What this task involves: Count how many lines mention the word "Settings". Write that number alone.

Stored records
..............................

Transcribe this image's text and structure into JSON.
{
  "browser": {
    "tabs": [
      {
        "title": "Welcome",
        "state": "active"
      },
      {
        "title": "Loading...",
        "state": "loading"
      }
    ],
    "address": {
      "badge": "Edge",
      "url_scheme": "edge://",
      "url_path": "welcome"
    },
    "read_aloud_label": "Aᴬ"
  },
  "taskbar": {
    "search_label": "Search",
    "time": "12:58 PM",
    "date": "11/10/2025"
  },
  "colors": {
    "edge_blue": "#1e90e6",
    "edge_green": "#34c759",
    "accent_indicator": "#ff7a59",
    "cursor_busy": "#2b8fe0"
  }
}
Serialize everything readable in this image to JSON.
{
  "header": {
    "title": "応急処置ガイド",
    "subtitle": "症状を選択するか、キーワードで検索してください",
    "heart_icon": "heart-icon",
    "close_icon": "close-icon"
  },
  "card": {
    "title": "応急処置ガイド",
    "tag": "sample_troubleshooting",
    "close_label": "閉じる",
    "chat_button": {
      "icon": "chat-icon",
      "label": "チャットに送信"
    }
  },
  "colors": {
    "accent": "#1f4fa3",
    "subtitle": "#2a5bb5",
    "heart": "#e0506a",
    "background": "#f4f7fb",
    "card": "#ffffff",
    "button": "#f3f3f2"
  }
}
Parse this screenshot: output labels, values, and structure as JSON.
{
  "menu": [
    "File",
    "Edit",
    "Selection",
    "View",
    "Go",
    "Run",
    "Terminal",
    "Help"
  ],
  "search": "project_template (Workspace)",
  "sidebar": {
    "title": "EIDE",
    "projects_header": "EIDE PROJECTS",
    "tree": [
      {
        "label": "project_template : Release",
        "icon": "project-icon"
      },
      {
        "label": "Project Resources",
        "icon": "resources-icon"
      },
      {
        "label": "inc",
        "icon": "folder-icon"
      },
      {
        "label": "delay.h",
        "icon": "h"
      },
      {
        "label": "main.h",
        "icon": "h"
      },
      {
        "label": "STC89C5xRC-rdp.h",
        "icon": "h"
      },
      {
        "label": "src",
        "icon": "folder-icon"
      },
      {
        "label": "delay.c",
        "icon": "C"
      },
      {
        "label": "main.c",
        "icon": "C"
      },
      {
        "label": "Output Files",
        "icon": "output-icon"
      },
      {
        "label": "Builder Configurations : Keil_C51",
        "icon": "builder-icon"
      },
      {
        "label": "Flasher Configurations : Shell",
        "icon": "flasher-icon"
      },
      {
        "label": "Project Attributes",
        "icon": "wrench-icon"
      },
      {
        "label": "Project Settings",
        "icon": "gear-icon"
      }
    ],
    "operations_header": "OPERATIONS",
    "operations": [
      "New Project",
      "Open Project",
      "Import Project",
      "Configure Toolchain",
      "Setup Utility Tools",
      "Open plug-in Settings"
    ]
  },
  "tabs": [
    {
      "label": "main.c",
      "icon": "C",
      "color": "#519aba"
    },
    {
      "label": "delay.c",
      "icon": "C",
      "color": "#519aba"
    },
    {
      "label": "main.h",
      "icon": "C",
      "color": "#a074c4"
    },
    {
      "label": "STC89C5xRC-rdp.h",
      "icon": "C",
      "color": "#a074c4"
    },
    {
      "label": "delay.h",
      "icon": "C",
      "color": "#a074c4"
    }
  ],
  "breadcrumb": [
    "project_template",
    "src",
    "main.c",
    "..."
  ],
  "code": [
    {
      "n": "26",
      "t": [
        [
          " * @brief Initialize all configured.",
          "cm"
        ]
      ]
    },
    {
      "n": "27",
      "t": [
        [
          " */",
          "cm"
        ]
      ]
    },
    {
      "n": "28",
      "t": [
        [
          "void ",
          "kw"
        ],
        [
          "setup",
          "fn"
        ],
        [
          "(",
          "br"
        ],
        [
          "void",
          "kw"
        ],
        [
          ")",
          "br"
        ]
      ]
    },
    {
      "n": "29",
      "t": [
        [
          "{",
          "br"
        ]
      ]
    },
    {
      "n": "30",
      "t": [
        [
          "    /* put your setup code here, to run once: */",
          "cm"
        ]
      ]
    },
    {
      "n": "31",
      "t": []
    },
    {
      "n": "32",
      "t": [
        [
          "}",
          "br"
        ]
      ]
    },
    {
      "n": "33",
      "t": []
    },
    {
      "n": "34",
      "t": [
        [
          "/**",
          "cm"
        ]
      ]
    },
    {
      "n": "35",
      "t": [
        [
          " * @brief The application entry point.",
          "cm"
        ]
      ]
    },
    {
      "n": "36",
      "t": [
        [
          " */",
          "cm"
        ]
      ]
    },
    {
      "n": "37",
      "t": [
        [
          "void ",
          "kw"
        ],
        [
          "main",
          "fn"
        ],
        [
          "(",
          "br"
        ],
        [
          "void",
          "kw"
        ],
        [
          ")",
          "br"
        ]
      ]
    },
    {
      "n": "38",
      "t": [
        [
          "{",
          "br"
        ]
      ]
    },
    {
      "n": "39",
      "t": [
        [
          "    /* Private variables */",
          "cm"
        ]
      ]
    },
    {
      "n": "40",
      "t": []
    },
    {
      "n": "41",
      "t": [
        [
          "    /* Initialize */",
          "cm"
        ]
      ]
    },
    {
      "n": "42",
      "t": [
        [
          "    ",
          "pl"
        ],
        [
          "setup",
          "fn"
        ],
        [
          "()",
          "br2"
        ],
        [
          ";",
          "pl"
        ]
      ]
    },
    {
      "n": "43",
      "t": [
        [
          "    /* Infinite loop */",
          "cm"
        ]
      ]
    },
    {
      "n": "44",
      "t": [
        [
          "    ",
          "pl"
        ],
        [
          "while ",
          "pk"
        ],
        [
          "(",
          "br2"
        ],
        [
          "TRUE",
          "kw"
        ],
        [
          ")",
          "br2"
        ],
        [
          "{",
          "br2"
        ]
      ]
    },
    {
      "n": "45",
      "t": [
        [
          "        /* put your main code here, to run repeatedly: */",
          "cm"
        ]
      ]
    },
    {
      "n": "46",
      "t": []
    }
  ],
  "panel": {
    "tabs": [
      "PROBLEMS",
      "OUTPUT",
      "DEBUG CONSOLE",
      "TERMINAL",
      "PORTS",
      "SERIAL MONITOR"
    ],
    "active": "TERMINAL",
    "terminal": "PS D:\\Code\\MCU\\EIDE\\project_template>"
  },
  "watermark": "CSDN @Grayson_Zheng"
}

..............................

Task output: 2